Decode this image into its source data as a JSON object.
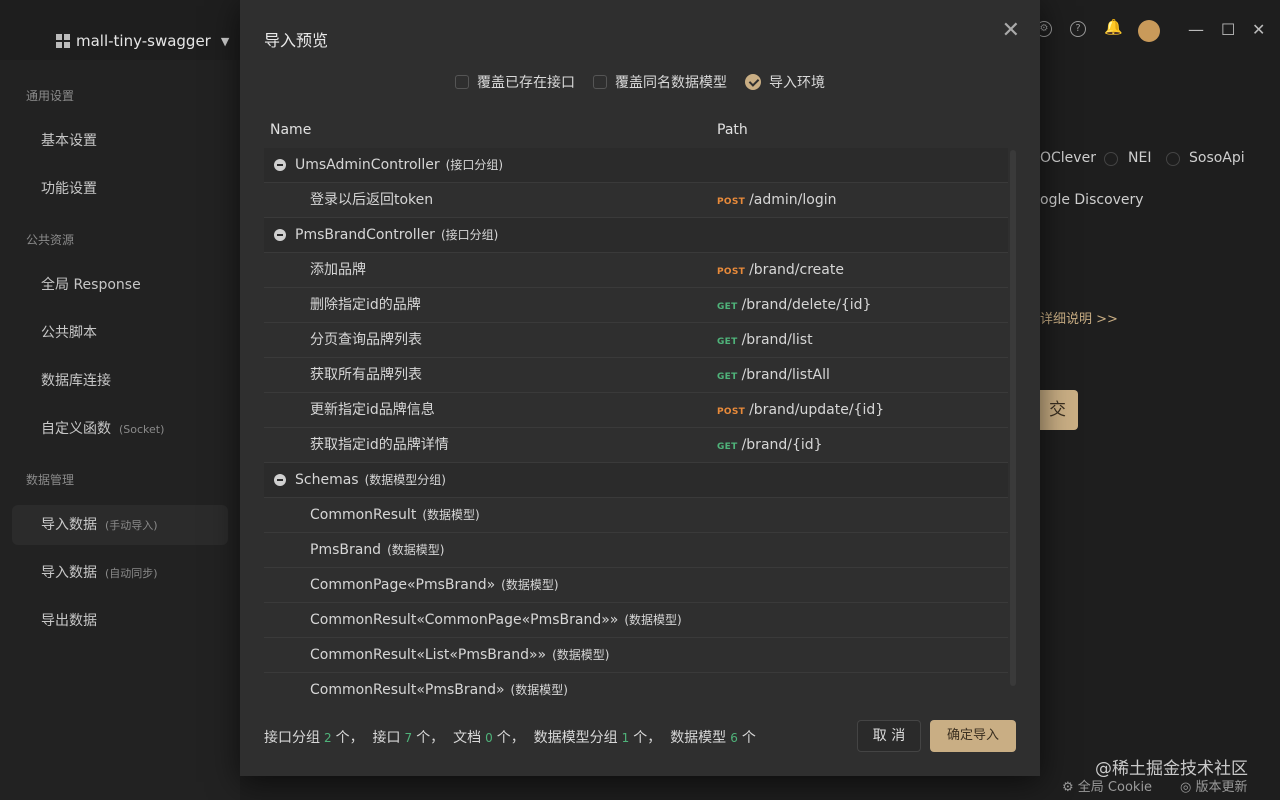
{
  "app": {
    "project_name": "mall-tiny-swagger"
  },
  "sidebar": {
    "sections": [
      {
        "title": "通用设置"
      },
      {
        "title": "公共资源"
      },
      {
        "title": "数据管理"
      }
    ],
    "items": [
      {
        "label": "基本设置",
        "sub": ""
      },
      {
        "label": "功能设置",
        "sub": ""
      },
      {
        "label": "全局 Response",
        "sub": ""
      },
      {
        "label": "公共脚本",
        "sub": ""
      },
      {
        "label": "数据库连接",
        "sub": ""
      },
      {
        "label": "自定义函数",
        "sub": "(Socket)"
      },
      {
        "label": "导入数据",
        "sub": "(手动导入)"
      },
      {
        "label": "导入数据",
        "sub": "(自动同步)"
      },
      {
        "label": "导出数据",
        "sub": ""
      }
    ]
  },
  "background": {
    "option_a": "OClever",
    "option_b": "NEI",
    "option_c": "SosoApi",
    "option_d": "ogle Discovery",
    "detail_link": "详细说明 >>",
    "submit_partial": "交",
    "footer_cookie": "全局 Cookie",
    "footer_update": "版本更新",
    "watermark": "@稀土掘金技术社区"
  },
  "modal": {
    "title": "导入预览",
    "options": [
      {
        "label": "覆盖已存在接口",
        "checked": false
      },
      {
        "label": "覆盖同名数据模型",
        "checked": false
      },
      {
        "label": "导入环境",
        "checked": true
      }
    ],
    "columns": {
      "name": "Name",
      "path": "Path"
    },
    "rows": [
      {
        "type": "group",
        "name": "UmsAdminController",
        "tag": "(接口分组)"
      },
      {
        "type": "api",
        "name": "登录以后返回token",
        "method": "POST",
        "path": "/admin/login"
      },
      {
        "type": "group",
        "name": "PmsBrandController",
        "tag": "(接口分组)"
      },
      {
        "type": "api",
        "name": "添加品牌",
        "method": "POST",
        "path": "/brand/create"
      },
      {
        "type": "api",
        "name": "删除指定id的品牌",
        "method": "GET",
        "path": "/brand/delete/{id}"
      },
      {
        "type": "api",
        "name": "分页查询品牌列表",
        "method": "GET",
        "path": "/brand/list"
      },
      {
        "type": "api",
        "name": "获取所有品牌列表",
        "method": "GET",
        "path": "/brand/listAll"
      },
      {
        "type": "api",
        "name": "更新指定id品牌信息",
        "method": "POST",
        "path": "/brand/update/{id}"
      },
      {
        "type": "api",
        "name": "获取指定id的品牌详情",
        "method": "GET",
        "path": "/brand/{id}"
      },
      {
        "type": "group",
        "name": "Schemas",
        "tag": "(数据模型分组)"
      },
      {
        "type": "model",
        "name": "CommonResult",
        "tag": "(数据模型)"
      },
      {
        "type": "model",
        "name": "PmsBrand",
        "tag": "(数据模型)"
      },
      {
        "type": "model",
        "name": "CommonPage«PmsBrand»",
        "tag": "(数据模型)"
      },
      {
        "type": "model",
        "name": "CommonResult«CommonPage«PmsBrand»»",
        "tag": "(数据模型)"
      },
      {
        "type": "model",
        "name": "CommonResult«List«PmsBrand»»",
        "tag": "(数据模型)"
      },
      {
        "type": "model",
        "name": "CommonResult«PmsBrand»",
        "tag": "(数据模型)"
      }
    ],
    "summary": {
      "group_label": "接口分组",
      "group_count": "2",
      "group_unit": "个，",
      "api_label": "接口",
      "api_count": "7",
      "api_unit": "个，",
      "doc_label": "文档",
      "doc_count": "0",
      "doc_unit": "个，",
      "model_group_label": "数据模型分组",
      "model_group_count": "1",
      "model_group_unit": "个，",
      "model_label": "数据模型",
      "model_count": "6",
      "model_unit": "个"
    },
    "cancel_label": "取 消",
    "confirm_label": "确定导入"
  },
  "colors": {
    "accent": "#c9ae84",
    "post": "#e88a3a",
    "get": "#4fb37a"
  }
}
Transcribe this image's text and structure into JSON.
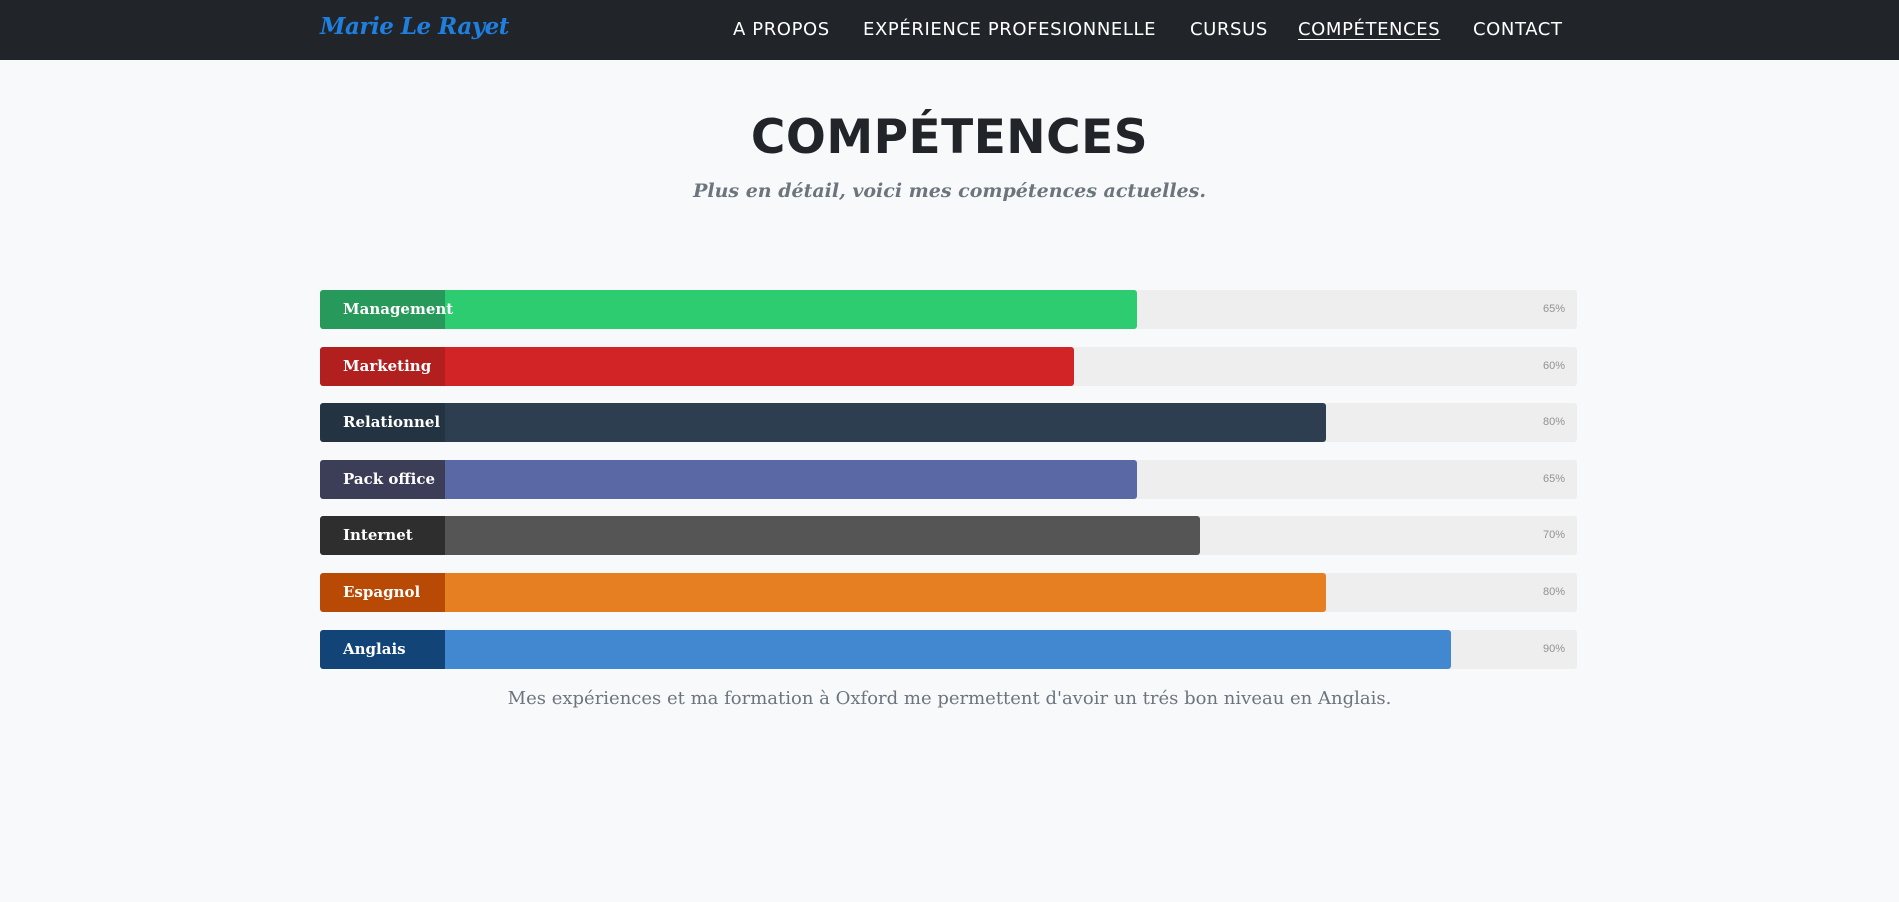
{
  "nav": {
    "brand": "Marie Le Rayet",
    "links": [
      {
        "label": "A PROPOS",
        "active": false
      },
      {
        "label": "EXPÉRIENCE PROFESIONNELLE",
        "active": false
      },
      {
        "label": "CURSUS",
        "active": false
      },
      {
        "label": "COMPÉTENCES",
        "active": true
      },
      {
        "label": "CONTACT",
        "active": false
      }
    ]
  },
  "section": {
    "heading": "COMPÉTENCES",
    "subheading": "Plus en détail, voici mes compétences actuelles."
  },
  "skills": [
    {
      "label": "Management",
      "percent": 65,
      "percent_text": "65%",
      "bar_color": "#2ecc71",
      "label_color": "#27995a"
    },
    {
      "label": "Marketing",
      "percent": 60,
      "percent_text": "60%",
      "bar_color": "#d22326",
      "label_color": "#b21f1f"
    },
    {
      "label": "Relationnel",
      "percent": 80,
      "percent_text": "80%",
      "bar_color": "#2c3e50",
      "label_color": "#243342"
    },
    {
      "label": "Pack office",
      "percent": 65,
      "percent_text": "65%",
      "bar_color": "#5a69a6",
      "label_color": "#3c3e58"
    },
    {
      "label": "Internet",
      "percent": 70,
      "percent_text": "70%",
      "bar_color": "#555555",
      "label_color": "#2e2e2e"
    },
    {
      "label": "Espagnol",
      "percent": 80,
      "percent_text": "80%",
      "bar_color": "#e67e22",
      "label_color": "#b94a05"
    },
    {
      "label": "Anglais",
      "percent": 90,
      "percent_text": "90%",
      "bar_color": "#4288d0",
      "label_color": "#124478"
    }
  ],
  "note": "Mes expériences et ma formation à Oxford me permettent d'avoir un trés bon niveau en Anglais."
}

....

• **Aim**:
Exclude the pictures. Write out the remaining data exactly.

• **Answer to the task**:
Decode this image into its source data as a JSON object.
{
  "app": {
    "project_name": "mall-tiny-swagger"
  },
  "sidebar": {
    "sections": [
      {
        "title": "通用设置"
      },
      {
        "title": "公共资源"
      },
      {
        "title": "数据管理"
      }
    ],
    "items": [
      {
        "label": "基本设置",
        "sub": ""
      },
      {
        "label": "功能设置",
        "sub": ""
      },
      {
        "label": "全局 Response",
        "sub": ""
      },
      {
        "label": "公共脚本",
        "sub": ""
      },
      {
        "label": "数据库连接",
        "sub": ""
      },
      {
        "label": "自定义函数",
        "sub": "(Socket)"
      },
      {
        "label": "导入数据",
        "sub": "(手动导入)"
      },
      {
        "label": "导入数据",
        "sub": "(自动同步)"
      },
      {
        "label": "导出数据",
        "sub": ""
      }
    ]
  },
  "background": {
    "option_a": "OClever",
    "option_b": "NEI",
    "option_c": "SosoApi",
    "option_d": "ogle Discovery",
    "detail_link": "详细说明 >>",
    "submit_partial": "交",
    "footer_cookie": "全局 Cookie",
    "footer_update": "版本更新",
    "watermark": "@稀土掘金技术社区"
  },
  "modal": {
    "title": "导入预览",
    "options": [
      {
        "label": "覆盖已存在接口",
        "checked": false
      },
      {
        "label": "覆盖同名数据模型",
        "checked": false
      },
      {
        "label": "导入环境",
        "checked": true
      }
    ],
    "columns": {
      "name": "Name",
      "path": "Path"
    },
    "rows": [
      {
        "type": "group",
        "name": "UmsAdminController",
        "tag": "(接口分组)"
      },
      {
        "type": "api",
        "name": "登录以后返回token",
        "method": "POST",
        "path": "/admin/login"
      },
      {
        "type": "group",
        "name": "PmsBrandController",
        "tag": "(接口分组)"
      },
      {
        "type": "api",
        "name": "添加品牌",
        "method": "POST",
        "path": "/brand/create"
      },
      {
        "type": "api",
        "name": "删除指定id的品牌",
        "method": "GET",
        "path": "/brand/delete/{id}"
      },
      {
        "type": "api",
        "name": "分页查询品牌列表",
        "method": "GET",
        "path": "/brand/list"
      },
      {
        "type": "api",
        "name": "获取所有品牌列表",
        "method": "GET",
        "path": "/brand/listAll"
      },
      {
        "type": "api",
        "name": "更新指定id品牌信息",
        "method": "POST",
        "path": "/brand/update/{id}"
      },
      {
        "type": "api",
        "name": "获取指定id的品牌详情",
        "method": "GET",
        "path": "/brand/{id}"
      },
      {
        "type": "group",
        "name": "Schemas",
        "tag": "(数据模型分组)"
      },
      {
        "type": "model",
        "name": "CommonResult",
        "tag": "(数据模型)"
      },
      {
        "type": "model",
        "name": "PmsBrand",
        "tag": "(数据模型)"
      },
      {
        "type": "model",
        "name": "CommonPage«PmsBrand»",
        "tag": "(数据模型)"
      },
      {
        "type": "model",
        "name": "CommonResult«CommonPage«PmsBrand»»",
        "tag": "(数据模型)"
      },
      {
        "type": "model",
        "name": "CommonResult«List«PmsBrand»»",
        "tag": "(数据模型)"
      },
      {
        "type": "model",
        "name": "CommonResult«PmsBrand»",
        "tag": "(数据模型)"
      }
    ],
    "summary": {
      "group_label": "接口分组",
      "group_count": "2",
      "group_unit": "个，",
      "api_label": "接口",
      "api_count": "7",
      "api_unit": "个，",
      "doc_label": "文档",
      "doc_count": "0",
      "doc_unit": "个，",
      "model_group_label": "数据模型分组",
      "model_group_count": "1",
      "model_group_unit": "个，",
      "model_label": "数据模型",
      "model_count": "6",
      "model_unit": "个"
    },
    "cancel_label": "取 消",
    "confirm_label": "确定导入"
  },
  "colors": {
    "accent": "#c9ae84",
    "post": "#e88a3a",
    "get": "#4fb37a"
  }
}
Transcribe this image's text and structure into JSON.
{
  "nav": {
    "brand": "Marie Le Rayet",
    "links": [
      {
        "label": "A PROPOS",
        "active": false
      },
      {
        "label": "EXPÉRIENCE PROFESIONNELLE",
        "active": false
      },
      {
        "label": "CURSUS",
        "active": false
      },
      {
        "label": "COMPÉTENCES",
        "active": true
      },
      {
        "label": "CONTACT",
        "active": false
      }
    ]
  },
  "section": {
    "heading": "COMPÉTENCES",
    "subheading": "Plus en détail, voici mes compétences actuelles."
  },
  "skills": [
    {
      "label": "Management",
      "percent": 65,
      "percent_text": "65%",
      "bar_color": "#2ecc71",
      "label_color": "#27995a"
    },
    {
      "label": "Marketing",
      "percent": 60,
      "percent_text": "60%",
      "bar_color": "#d22326",
      "label_color": "#b21f1f"
    },
    {
      "label": "Relationnel",
      "percent": 80,
      "percent_text": "80%",
      "bar_color": "#2c3e50",
      "label_color": "#243342"
    },
    {
      "label": "Pack office",
      "percent": 65,
      "percent_text": "65%",
      "bar_color": "#5a69a6",
      "label_color": "#3c3e58"
    },
    {
      "label": "Internet",
      "percent": 70,
      "percent_text": "70%",
      "bar_color": "#555555",
      "label_color": "#2e2e2e"
    },
    {
      "label": "Espagnol",
      "percent": 80,
      "percent_text": "80%",
      "bar_color": "#e67e22",
      "label_color": "#b94a05"
    },
    {
      "label": "Anglais",
      "percent": 90,
      "percent_text": "90%",
      "bar_color": "#4288d0",
      "label_color": "#124478"
    }
  ],
  "note": "Mes expériences et ma formation à Oxford me permettent d'avoir un trés bon niveau en Anglais."
}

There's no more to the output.